WHAT THE TASK ASKS =
Using the listing below, extract each line that has the word "Zone" in it.

LISTED ENTRIES =
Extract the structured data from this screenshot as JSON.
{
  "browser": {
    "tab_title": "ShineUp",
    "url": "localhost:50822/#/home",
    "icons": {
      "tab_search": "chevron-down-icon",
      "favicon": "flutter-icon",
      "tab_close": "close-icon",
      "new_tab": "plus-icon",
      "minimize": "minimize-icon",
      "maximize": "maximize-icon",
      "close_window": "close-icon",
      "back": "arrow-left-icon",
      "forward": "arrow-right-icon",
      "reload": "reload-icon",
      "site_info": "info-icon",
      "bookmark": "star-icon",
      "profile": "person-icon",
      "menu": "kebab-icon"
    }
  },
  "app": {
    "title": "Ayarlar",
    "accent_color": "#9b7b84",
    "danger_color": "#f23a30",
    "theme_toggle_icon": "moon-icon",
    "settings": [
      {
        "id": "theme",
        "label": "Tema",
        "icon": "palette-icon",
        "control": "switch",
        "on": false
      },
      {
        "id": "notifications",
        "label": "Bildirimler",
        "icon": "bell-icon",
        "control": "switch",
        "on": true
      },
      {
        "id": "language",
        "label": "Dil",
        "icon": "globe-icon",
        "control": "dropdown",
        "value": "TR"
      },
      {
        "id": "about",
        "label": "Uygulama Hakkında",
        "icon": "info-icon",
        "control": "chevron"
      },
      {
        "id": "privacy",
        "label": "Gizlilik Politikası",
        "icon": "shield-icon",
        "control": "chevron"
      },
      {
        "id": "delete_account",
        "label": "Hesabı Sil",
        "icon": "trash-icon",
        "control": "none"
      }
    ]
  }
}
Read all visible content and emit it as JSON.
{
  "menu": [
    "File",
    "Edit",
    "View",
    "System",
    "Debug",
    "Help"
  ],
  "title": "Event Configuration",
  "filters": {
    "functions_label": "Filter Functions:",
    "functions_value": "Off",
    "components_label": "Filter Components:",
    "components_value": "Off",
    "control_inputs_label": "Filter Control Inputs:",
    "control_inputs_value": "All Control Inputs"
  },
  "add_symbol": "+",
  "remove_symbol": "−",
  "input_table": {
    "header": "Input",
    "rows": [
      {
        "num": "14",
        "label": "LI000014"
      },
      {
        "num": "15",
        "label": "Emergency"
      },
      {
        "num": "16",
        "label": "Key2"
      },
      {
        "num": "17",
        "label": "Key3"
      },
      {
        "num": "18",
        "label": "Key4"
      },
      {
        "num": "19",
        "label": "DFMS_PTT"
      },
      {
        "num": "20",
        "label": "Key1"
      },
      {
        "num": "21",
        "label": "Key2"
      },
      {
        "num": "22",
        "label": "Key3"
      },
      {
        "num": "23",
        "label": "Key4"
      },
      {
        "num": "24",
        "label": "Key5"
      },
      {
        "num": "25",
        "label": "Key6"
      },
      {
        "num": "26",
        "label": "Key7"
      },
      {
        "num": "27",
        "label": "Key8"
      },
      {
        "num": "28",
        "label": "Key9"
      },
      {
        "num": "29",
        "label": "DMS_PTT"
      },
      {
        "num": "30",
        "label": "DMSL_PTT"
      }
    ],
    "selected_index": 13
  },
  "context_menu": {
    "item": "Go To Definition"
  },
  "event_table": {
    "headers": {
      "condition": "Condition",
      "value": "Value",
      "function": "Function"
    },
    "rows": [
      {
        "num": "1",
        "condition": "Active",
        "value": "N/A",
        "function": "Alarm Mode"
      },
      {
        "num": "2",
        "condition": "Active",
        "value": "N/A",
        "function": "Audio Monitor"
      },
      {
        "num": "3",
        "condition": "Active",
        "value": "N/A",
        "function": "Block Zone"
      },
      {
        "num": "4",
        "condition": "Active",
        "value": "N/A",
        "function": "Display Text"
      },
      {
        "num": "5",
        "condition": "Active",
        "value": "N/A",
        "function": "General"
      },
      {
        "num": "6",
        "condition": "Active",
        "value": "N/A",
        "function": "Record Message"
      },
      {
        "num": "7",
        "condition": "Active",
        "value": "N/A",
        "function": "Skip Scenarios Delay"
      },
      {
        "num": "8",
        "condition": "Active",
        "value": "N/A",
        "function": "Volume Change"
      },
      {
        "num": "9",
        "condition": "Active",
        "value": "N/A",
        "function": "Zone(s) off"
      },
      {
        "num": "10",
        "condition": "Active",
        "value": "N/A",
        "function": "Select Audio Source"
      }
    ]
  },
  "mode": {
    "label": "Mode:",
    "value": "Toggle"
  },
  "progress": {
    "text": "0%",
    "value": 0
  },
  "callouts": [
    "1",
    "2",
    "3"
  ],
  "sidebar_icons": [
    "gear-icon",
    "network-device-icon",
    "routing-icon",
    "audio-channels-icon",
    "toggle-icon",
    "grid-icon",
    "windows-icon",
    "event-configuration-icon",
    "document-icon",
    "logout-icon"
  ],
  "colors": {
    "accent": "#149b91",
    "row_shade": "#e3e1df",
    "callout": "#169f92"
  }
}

* * *

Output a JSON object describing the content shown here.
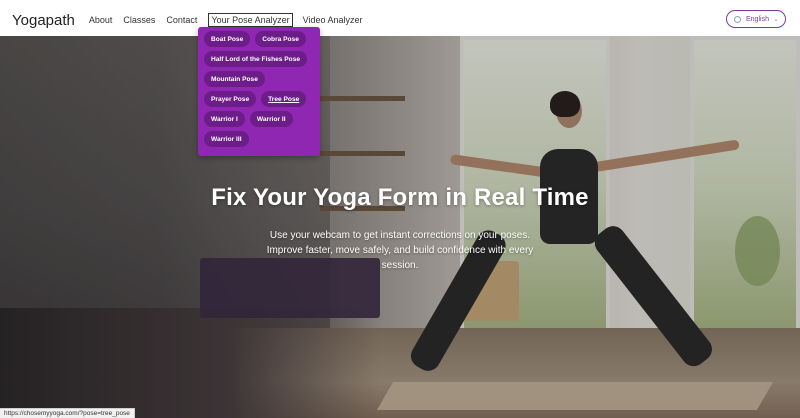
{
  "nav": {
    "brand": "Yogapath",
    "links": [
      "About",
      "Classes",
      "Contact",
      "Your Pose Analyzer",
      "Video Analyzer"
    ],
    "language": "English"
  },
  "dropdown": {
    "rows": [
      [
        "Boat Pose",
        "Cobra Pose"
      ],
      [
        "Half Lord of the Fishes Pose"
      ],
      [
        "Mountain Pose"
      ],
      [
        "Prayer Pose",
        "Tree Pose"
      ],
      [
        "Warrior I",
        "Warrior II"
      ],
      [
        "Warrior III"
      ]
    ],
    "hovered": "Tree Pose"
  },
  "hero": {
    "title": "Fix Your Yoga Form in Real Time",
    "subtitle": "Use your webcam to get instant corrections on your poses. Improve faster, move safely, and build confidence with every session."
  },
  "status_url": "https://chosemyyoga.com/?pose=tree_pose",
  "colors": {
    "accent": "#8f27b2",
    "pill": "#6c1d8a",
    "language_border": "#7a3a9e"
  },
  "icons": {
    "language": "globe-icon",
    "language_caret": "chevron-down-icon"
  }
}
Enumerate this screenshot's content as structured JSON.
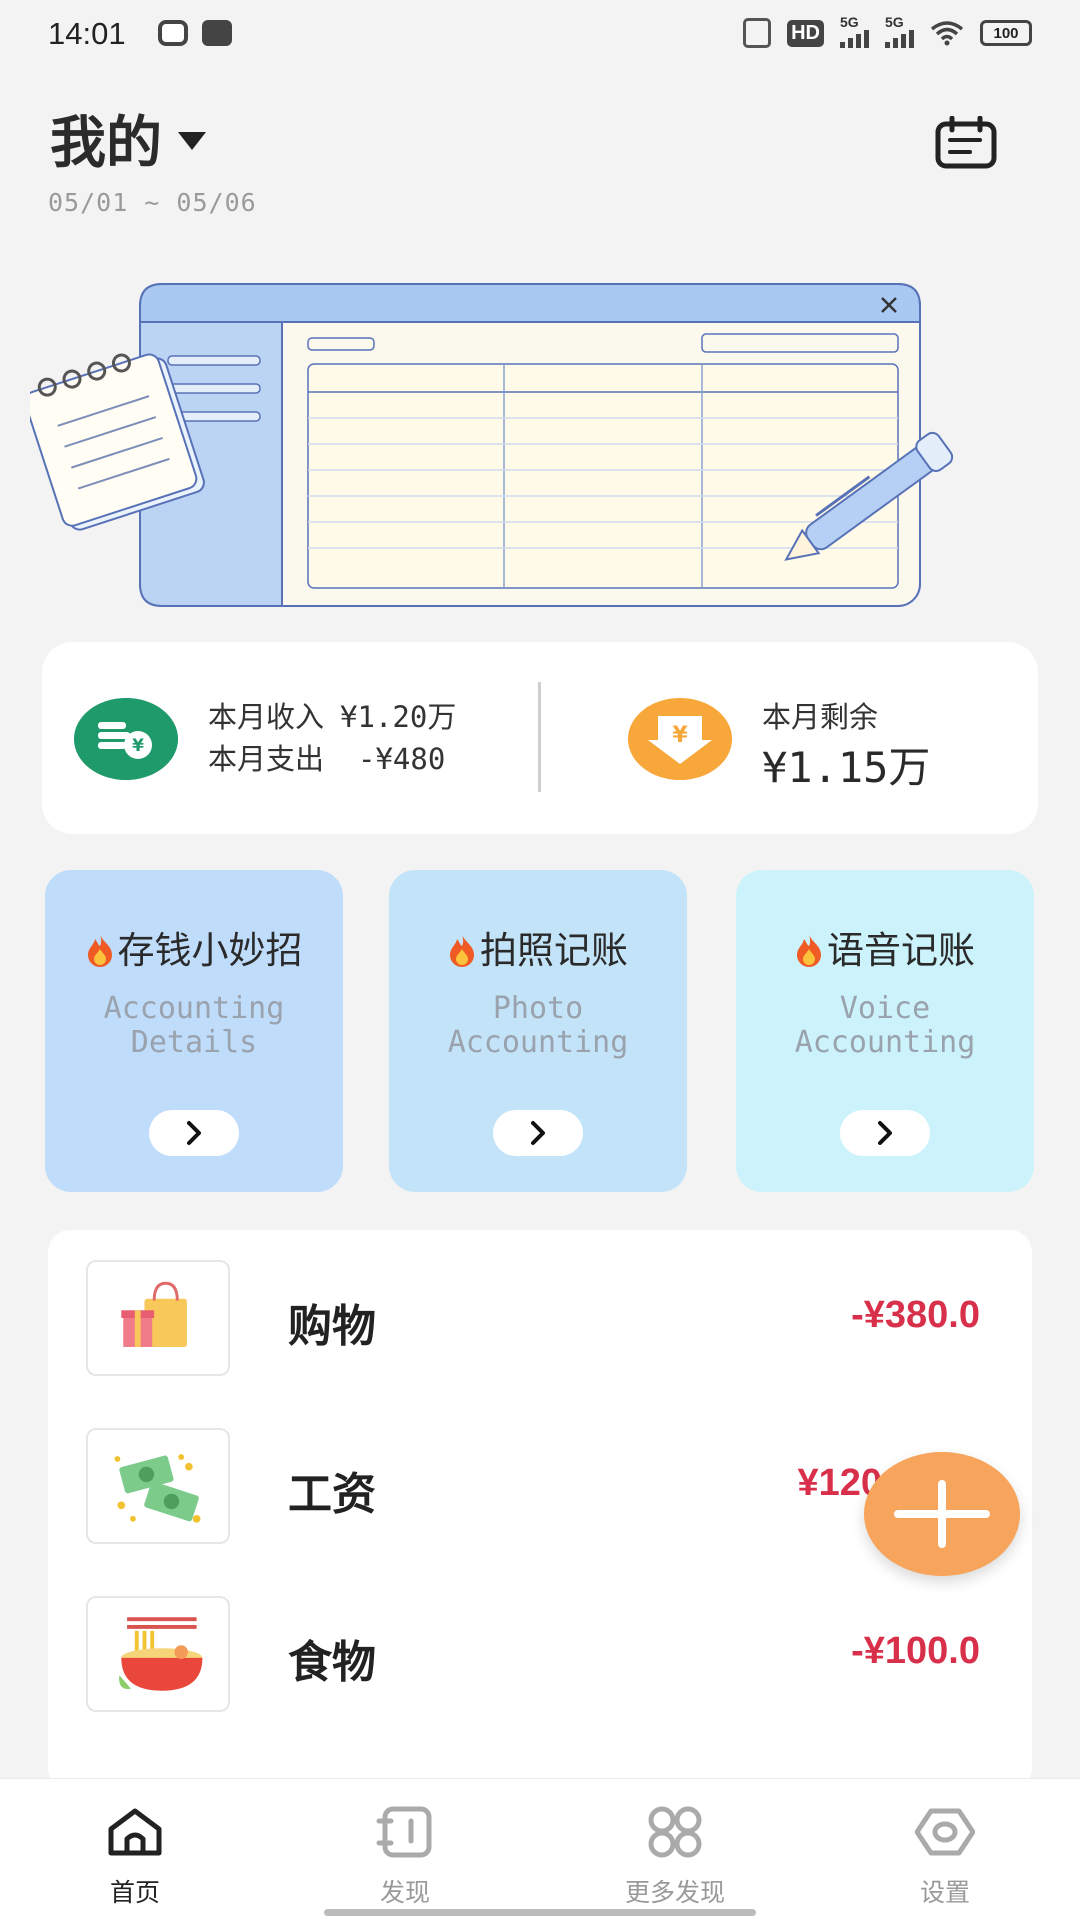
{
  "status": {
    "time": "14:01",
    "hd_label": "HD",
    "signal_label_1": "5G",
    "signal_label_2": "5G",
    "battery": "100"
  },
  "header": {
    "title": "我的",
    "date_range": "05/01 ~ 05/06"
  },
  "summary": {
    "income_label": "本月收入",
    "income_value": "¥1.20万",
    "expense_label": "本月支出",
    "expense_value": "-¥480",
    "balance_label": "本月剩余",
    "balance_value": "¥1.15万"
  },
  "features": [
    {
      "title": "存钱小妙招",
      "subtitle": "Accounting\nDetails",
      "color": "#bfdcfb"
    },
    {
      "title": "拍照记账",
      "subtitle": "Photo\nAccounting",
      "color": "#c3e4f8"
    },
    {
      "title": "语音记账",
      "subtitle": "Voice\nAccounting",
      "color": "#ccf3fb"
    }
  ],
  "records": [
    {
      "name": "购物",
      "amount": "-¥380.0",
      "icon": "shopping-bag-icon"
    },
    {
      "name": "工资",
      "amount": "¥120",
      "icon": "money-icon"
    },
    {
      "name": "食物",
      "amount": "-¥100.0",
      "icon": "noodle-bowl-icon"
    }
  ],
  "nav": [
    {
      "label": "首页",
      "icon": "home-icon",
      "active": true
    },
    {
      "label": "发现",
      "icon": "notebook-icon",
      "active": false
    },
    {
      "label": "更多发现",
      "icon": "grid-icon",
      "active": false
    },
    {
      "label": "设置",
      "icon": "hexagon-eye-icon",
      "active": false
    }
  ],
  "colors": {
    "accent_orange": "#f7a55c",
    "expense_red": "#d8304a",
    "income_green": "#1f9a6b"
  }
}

OUTPUT FOR THIS EXERCISE =
        "function": "Block Zone"
        "function": "Zone(s) off"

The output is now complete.